Copy out every line in which the string "plain" occurs.

── STORED ROWS

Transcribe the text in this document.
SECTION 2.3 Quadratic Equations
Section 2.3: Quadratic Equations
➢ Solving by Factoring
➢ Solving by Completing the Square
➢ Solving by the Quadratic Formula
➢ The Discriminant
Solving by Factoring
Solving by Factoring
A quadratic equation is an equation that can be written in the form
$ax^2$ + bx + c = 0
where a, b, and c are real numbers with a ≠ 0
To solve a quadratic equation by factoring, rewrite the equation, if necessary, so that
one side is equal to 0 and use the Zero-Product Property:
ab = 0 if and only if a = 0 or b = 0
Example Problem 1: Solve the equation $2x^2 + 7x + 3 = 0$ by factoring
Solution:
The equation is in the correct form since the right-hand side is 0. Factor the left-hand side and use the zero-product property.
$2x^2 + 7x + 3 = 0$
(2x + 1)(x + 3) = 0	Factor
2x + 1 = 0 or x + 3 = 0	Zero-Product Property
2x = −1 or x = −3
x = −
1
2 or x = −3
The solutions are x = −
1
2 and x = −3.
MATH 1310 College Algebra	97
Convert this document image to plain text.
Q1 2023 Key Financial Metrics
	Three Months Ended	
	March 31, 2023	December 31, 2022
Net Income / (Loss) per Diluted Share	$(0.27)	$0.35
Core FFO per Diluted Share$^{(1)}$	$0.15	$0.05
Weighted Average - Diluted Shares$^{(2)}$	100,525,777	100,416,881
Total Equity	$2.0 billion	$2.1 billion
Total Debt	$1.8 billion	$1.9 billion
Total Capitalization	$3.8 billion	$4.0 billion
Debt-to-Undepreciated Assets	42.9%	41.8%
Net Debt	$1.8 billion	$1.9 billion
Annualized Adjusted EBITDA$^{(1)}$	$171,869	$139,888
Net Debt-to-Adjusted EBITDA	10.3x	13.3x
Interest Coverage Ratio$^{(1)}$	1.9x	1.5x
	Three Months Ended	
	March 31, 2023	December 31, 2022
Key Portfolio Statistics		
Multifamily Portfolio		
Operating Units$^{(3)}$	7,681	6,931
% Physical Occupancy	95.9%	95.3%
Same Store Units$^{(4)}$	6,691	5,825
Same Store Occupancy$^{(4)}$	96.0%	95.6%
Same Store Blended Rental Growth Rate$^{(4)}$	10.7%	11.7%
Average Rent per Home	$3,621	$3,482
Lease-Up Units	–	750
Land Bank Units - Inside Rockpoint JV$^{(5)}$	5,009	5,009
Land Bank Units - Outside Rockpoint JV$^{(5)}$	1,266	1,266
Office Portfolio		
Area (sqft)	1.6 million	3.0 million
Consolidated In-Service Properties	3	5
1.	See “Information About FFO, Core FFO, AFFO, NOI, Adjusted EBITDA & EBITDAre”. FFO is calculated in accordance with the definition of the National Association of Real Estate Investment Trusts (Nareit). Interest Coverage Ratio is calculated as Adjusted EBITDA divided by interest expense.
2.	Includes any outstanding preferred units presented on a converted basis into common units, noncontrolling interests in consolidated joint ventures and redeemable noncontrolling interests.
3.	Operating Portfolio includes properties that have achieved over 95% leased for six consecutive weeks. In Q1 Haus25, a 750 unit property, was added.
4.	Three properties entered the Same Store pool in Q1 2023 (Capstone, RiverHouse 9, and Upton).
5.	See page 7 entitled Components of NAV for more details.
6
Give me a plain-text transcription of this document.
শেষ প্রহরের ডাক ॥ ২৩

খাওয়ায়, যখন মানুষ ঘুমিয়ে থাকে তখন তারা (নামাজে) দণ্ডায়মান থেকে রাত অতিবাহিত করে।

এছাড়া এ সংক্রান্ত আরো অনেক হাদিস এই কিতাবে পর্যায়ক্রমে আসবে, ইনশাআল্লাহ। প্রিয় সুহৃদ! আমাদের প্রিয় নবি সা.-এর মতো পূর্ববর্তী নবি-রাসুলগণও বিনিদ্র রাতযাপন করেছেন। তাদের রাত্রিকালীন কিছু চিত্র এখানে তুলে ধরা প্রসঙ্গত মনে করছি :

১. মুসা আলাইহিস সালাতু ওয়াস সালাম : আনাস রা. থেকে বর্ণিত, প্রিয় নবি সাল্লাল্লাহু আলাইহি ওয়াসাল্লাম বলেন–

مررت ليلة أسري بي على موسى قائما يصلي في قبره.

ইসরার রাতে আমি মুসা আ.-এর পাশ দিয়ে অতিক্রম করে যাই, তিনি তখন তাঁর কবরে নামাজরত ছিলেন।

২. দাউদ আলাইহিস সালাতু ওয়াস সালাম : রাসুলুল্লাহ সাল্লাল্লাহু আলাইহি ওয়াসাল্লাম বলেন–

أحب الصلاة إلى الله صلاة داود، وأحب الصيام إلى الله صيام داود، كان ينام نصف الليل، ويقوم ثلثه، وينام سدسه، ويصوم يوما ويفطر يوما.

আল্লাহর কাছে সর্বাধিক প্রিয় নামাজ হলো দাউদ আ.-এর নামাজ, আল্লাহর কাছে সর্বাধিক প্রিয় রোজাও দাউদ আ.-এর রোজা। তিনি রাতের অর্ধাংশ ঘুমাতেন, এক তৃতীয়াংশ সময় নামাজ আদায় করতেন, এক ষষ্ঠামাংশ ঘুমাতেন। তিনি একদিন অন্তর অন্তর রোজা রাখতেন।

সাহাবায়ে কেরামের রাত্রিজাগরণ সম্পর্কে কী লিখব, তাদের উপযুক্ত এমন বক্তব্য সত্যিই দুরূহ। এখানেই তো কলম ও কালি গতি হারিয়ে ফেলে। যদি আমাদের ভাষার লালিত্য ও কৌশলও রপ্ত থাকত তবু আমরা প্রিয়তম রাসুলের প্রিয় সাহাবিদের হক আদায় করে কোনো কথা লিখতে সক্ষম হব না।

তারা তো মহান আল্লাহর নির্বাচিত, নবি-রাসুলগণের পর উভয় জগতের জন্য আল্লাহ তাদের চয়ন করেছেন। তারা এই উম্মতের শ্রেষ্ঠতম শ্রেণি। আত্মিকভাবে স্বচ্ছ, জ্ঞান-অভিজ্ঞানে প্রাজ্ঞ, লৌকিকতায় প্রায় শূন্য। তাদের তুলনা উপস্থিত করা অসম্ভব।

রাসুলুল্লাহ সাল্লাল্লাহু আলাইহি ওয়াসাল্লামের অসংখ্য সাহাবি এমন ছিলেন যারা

────

RESULT:
Convert this document image to plain text.
Give me a plain-text transcription of this document.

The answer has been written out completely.